━━━━━ Source data

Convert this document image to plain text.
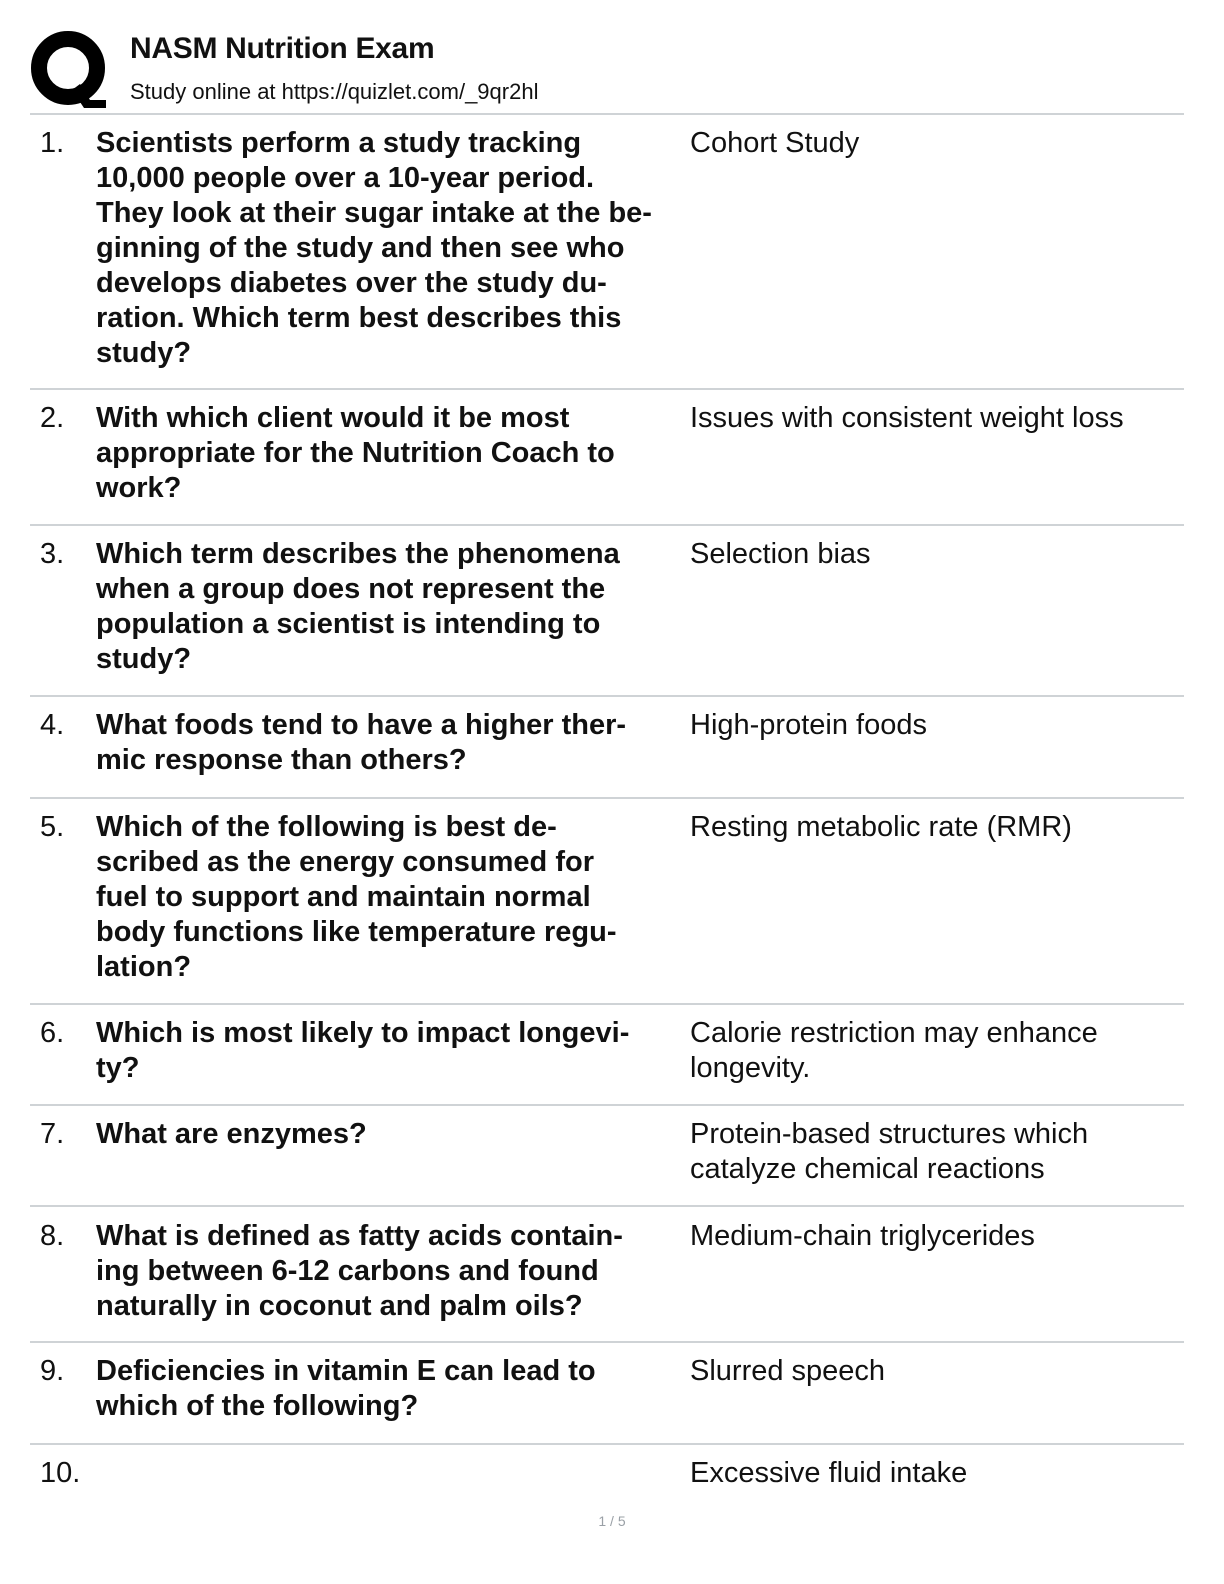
NASM Nutrition Exam
Study online at https://quizlet.com/_9qr2hl
1. Scientists perform a study tracking
10,000 people over a 10-year period.
They look at their sugar intake at the be-
ginning of the study and then see who
develops diabetes over the study du-
ration. Which term best describes this
study?
Cohort Study
2. With which client would it be most
appropriate for the Nutrition Coach to
work?
Issues with consistent weight loss
3. Which term describes the phenomena
when a group does not represent the
population a scientist is intending to
study?
Selection bias
4. What foods tend to have a higher ther-
mic response than others?
High-protein foods
5. Which of the following is best de-
scribed as the energy consumed for
fuel to support and maintain normal
body functions like temperature regu-
lation?
Resting metabolic rate (RMR)
6. Which is most likely to impact longevi-
ty?
Calorie restriction may enhance
longevity.
7. What are enzymes?	Protein-based structures which
catalyze chemical reactions
8. What is defined as fatty acids contain-
ing between 6-12 carbons and found
naturally in coconut and palm oils?
Medium-chain triglycerides
9. Deficiencies in vitamin E can lead to
which of the following?
Slurred speech
10.	Excessive fluid intake
1 / 5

━━━━━━━━━━

> Action item
Transcribe the data exactly, minus any images.

> Expected answer
Convert this document image to plain text.
NASM Nutrition Exam
Study online at https://quizlet.com/_9qr2hl
1. Scientists perform a study tracking
10,000 people over a 10-year period.
They look at their sugar intake at the be-
ginning of the study and then see who
develops diabetes over the study du-
ration. Which term best describes this
study?
Cohort Study
2. With which client would it be most
appropriate for the Nutrition Coach to
work?
Issues with consistent weight loss
3. Which term describes the phenomena
when a group does not represent the
population a scientist is intending to
study?
Selection bias
4. What foods tend to have a higher ther-
mic response than others?
High-protein foods
5. Which of the following is best de-
scribed as the energy consumed for
fuel to support and maintain normal
body functions like temperature regu-
lation?
Resting metabolic rate (RMR)
6. Which is most likely to impact longevi-
ty?
Calorie restriction may enhance
longevity.
7. What are enzymes?	Protein-based structures which
catalyze chemical reactions
8. What is defined as fatty acids contain-
ing between 6-12 carbons and found
naturally in coconut and palm oils?
Medium-chain triglycerides
9. Deficiencies in vitamin E can lead to
which of the following?
Slurred speech
10.	Excessive fluid intake
1 / 5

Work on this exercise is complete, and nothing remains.